- **Exercise brief**:
Substitute "Mailing Address" for "Street Address" in the records from their start through the line that contains "thank-you-message: THANK YOU", and output only those lines with nothing else changed.

- **Records for this task**:

□ □ □ □ □ □ □

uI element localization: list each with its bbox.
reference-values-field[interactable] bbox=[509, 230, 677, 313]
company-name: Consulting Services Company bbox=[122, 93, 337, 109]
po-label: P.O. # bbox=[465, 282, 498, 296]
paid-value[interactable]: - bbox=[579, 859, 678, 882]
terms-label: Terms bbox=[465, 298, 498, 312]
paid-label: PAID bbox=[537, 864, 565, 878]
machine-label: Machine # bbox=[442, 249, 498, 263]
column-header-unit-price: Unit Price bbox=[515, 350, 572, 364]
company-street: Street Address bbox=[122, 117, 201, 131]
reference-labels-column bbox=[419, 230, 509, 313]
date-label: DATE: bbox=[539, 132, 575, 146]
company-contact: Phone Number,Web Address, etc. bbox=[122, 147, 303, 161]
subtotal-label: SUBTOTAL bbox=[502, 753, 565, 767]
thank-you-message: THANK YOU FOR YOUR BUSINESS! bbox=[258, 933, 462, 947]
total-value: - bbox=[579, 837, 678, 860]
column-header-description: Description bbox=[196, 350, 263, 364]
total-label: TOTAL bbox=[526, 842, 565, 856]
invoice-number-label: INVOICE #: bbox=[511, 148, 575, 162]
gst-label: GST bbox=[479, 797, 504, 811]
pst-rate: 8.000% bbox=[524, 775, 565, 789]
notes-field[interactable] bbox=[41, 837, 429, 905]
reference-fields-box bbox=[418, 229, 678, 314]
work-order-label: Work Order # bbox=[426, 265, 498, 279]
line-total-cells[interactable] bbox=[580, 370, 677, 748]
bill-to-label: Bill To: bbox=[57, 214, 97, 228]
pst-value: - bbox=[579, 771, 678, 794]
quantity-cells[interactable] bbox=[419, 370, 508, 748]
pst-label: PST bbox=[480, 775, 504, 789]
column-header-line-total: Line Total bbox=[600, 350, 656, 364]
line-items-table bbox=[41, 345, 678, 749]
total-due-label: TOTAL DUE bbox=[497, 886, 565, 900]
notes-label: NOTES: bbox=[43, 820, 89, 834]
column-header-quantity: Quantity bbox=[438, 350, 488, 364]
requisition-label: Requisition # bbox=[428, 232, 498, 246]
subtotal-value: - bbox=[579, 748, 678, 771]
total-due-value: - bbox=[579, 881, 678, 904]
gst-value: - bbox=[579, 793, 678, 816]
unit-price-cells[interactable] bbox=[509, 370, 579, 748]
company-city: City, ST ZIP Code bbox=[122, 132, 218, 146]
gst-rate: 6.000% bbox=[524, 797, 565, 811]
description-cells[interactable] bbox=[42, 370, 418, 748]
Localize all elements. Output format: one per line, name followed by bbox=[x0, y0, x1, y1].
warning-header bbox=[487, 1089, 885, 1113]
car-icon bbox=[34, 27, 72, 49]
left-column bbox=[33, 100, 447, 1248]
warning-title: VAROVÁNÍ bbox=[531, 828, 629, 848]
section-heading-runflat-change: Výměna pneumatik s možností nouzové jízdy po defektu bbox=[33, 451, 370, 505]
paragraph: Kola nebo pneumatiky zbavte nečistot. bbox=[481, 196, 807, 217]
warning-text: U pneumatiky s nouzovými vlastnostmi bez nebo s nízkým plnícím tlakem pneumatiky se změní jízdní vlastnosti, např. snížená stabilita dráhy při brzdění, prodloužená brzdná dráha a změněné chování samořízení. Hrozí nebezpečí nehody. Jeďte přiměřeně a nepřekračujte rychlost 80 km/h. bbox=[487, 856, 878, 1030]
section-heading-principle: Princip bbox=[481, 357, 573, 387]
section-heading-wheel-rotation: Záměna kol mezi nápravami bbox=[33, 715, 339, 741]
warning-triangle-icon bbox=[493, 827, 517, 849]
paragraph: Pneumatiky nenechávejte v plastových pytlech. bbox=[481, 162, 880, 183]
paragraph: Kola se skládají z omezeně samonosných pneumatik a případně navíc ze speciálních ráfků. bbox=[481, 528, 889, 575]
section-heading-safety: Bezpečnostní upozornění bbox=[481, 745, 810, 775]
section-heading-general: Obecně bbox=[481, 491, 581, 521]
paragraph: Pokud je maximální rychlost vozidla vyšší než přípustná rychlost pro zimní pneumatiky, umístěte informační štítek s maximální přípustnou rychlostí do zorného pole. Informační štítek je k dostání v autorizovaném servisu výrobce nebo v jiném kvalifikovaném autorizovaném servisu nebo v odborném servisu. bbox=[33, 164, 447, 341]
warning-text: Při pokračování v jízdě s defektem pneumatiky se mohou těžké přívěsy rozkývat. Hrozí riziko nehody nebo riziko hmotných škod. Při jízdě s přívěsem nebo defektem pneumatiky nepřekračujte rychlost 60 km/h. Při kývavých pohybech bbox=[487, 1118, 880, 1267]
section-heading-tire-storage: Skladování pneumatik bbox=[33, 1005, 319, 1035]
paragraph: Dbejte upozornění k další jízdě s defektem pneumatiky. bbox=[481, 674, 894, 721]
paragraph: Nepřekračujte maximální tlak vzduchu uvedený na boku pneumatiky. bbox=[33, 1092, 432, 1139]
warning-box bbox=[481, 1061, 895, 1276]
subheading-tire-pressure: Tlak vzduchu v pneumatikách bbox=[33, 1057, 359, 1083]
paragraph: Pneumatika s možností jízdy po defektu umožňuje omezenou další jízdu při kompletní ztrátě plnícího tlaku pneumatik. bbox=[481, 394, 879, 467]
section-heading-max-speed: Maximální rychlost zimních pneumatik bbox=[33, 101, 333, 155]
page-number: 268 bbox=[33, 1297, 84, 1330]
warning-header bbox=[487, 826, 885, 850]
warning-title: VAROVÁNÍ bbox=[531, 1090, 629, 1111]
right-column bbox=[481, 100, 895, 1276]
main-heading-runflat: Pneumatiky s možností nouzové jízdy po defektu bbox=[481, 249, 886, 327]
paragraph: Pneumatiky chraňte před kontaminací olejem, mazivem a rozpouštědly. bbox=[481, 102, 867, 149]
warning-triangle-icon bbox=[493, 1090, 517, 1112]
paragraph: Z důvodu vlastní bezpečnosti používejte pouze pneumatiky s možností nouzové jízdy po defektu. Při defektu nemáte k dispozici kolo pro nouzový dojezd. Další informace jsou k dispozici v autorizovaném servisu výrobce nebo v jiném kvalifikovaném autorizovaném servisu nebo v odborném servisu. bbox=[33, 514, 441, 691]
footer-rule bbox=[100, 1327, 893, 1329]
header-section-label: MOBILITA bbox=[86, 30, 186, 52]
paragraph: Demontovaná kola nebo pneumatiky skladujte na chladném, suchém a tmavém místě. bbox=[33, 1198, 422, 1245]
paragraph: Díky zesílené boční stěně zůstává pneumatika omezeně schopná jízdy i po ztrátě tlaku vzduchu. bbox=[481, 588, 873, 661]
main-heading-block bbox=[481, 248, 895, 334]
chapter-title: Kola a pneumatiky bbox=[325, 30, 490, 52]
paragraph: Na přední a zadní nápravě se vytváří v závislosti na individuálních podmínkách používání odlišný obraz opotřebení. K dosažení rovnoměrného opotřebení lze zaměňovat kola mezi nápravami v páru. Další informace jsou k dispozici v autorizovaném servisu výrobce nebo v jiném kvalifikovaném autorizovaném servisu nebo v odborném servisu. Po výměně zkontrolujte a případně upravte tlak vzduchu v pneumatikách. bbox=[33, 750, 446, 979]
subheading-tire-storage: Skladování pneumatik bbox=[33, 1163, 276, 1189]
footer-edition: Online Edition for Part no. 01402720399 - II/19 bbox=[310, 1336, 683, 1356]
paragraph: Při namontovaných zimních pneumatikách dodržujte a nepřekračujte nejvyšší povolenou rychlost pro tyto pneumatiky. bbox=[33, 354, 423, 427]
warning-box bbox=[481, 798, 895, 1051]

□ □ □ □ □ □ □

- **Written answer**:
uI element localization: list each with its bbox.
reference-values-field[interactable] bbox=[509, 230, 677, 313]
company-name: Consulting Services Company bbox=[122, 93, 337, 109]
po-label: P.O. # bbox=[465, 282, 498, 296]
paid-value[interactable]: - bbox=[579, 859, 678, 882]
terms-label: Terms bbox=[465, 298, 498, 312]
paid-label: PAID bbox=[537, 864, 565, 878]
machine-label: Machine # bbox=[442, 249, 498, 263]
column-header-unit-price: Unit Price bbox=[515, 350, 572, 364]
company-street: Mailing Address bbox=[122, 117, 201, 131]
reference-labels-column bbox=[419, 230, 509, 313]
date-label: DATE: bbox=[539, 132, 575, 146]
company-contact: Phone Number,Web Address, etc. bbox=[122, 147, 303, 161]
subtotal-label: SUBTOTAL bbox=[502, 753, 565, 767]
thank-you-message: THANK YOU FOR YOUR BUSINESS! bbox=[258, 933, 462, 947]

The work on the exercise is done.